Report every line of the records below that contains the word "pons".
==============================
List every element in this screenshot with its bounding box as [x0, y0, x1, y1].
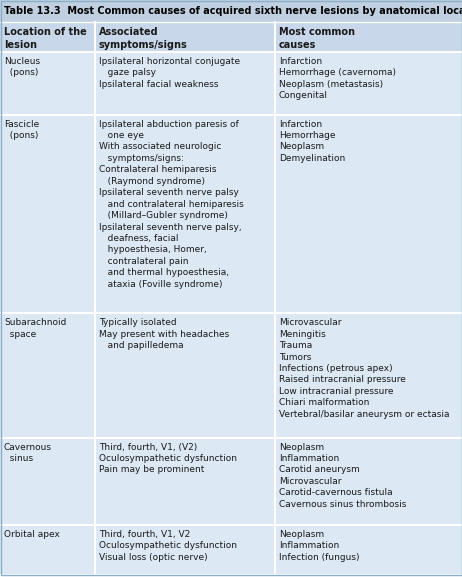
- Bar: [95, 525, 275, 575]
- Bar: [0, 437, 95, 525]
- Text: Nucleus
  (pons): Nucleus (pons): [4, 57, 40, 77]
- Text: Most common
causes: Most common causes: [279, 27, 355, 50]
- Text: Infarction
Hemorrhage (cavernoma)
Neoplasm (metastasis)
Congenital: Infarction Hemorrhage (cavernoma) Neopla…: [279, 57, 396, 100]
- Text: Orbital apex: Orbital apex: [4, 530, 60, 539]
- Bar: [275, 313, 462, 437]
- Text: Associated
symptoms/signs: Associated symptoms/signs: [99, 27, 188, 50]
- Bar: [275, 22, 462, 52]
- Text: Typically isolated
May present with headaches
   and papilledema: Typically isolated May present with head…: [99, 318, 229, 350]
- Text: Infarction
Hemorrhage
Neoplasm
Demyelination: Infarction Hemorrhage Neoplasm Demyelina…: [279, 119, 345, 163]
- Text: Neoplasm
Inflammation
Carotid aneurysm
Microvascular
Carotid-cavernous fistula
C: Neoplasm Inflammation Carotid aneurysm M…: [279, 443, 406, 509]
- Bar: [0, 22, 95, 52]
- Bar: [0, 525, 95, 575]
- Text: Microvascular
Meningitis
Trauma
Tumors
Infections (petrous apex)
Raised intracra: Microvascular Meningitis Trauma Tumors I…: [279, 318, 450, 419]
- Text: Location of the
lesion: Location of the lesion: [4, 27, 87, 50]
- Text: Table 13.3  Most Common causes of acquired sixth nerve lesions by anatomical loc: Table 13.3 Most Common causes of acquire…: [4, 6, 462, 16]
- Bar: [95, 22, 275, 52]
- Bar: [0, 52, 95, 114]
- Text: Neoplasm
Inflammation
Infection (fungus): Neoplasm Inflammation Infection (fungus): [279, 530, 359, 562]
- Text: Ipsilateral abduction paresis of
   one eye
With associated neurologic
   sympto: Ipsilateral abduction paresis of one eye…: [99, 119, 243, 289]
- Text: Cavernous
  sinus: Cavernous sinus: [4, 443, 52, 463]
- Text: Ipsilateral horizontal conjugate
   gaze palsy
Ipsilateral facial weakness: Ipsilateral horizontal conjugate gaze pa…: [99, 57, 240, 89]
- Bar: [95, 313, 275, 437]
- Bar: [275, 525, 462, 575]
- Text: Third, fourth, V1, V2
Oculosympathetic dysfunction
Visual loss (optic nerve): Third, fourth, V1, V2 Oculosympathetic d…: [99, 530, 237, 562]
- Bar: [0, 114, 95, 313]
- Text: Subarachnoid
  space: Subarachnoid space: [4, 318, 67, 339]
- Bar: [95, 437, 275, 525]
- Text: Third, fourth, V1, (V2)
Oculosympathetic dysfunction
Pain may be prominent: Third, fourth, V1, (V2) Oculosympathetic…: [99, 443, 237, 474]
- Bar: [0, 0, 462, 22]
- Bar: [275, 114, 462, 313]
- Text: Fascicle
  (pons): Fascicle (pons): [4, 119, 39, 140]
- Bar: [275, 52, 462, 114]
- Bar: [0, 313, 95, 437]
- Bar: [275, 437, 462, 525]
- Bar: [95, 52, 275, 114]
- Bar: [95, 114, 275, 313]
==============================
■ **ANSWER FOR THIS EXERCISE**:
  (pons): Nucleus (pons): [4, 57, 40, 77]
  (pons): Fascicle (pons): [4, 119, 39, 140]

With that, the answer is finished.